[TASK] Omit every picture while repeating the entries exactly.
--- DATA SHOWN ---
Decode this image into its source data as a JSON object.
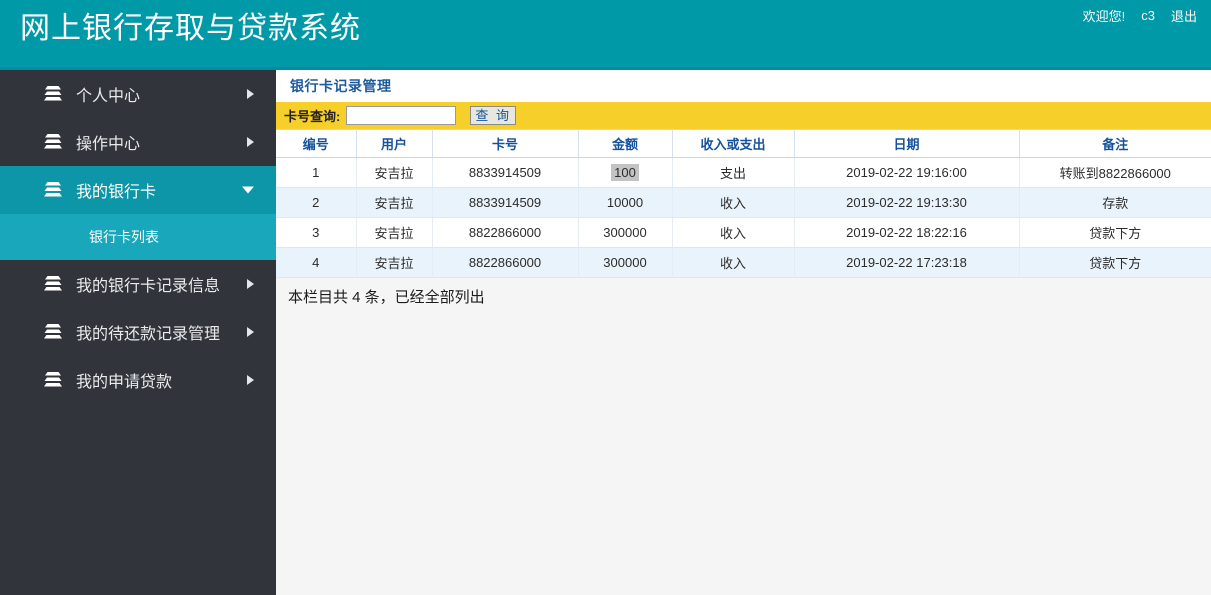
{
  "header": {
    "title": "网上银行存取与贷款系统",
    "welcome": "欢迎您!",
    "username": "c3",
    "logout": "退出",
    "bg_color": "#0099a8"
  },
  "sidebar": {
    "bg_color": "#31343a",
    "active_color": "#0d95a8",
    "subitem_color": "#19a7bb",
    "items": [
      {
        "label": "个人中心",
        "icon": "layers-icon",
        "arrow": "right",
        "active": false
      },
      {
        "label": "操作中心",
        "icon": "layers-icon",
        "arrow": "right",
        "active": false
      },
      {
        "label": "我的银行卡",
        "icon": "layers-icon",
        "arrow": "down",
        "active": true
      },
      {
        "label": "我的银行卡记录信息",
        "icon": "layers-icon",
        "arrow": "right",
        "active": false
      },
      {
        "label": "我的待还款记录管理",
        "icon": "layers-icon",
        "arrow": "right",
        "active": false
      },
      {
        "label": "我的申请贷款",
        "icon": "layers-icon",
        "arrow": "right",
        "active": false
      }
    ],
    "subitems": [
      {
        "label": "银行卡列表",
        "parent_index": 2
      }
    ]
  },
  "main": {
    "page_title": "银行卡记录管理",
    "search": {
      "label": "卡号查询:",
      "value": "",
      "placeholder": "",
      "button_label": "查 询",
      "bar_color": "#f7cf2a"
    },
    "table": {
      "columns": [
        "编号",
        "用户",
        "卡号",
        "金额",
        "收入或支出",
        "日期",
        "备注"
      ],
      "rows": [
        {
          "编号": "1",
          "用户": "安吉拉",
          "卡号": "8833914509",
          "金额": "100",
          "金额_highlighted": true,
          "收入或支出": "支出",
          "日期": "2019-02-22 19:16:00",
          "备注": "转账到8822866000"
        },
        {
          "编号": "2",
          "用户": "安吉拉",
          "卡号": "8833914509",
          "金额": "10000",
          "金额_highlighted": false,
          "收入或支出": "收入",
          "日期": "2019-02-22 19:13:30",
          "备注": "存款"
        },
        {
          "编号": "3",
          "用户": "安吉拉",
          "卡号": "8822866000",
          "金额": "300000",
          "金额_highlighted": false,
          "收入或支出": "收入",
          "日期": "2019-02-22 18:22:16",
          "备注": "贷款下方"
        },
        {
          "编号": "4",
          "用户": "安吉拉",
          "卡号": "8822866000",
          "金额": "300000",
          "金额_highlighted": false,
          "收入或支出": "收入",
          "日期": "2019-02-22 17:23:18",
          "备注": "贷款下方"
        }
      ]
    },
    "footer_text": "本栏目共 4 条，已经全部列出"
  }
}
---
[WRITTEN SOLUTION]
Decode this image into its source data as a JSON object.
{
  "header": {
    "title": "网上银行存取与贷款系统",
    "welcome": "欢迎您!",
    "username": "c3",
    "logout": "退出",
    "bg_color": "#0099a8"
  },
  "sidebar": {
    "bg_color": "#31343a",
    "active_color": "#0d95a8",
    "subitem_color": "#19a7bb",
    "items": [
      {
        "label": "个人中心",
        "icon": "layers-icon",
        "arrow": "right",
        "active": false
      },
      {
        "label": "操作中心",
        "icon": "layers-icon",
        "arrow": "right",
        "active": false
      },
      {
        "label": "我的银行卡",
        "icon": "layers-icon",
        "arrow": "down",
        "active": true
      },
      {
        "label": "我的银行卡记录信息",
        "icon": "layers-icon",
        "arrow": "right",
        "active": false
      },
      {
        "label": "我的待还款记录管理",
        "icon": "layers-icon",
        "arrow": "right",
        "active": false
      },
      {
        "label": "我的申请贷款",
        "icon": "layers-icon",
        "arrow": "right",
        "active": false
      }
    ],
    "subitems": [
      {
        "label": "银行卡列表",
        "parent_index": 2
      }
    ]
  },
  "main": {
    "page_title": "银行卡记录管理",
    "search": {
      "label": "卡号查询:",
      "value": "",
      "placeholder": "",
      "button_label": "查 询",
      "bar_color": "#f7cf2a"
    },
    "table": {
      "columns": [
        "编号",
        "用户",
        "卡号",
        "金额",
        "收入或支出",
        "日期",
        "备注"
      ],
      "rows": [
        {
          "编号": "1",
          "用户": "安吉拉",
          "卡号": "8833914509",
          "金额": "100",
          "金额_highlighted": true,
          "收入或支出": "支出",
          "日期": "2019-02-22 19:16:00",
          "备注": "转账到8822866000"
        },
        {
          "编号": "2",
          "用户": "安吉拉",
          "卡号": "8833914509",
          "金额": "10000",
          "金额_highlighted": false,
          "收入或支出": "收入",
          "日期": "2019-02-22 19:13:30",
          "备注": "存款"
        },
        {
          "编号": "3",
          "用户": "安吉拉",
          "卡号": "8822866000",
          "金额": "300000",
          "金额_highlighted": false,
          "收入或支出": "收入",
          "日期": "2019-02-22 18:22:16",
          "备注": "贷款下方"
        },
        {
          "编号": "4",
          "用户": "安吉拉",
          "卡号": "8822866000",
          "金额": "300000",
          "金额_highlighted": false,
          "收入或支出": "收入",
          "日期": "2019-02-22 17:23:18",
          "备注": "贷款下方"
        }
      ]
    },
    "footer_text": "本栏目共 4 条，已经全部列出"
  }
}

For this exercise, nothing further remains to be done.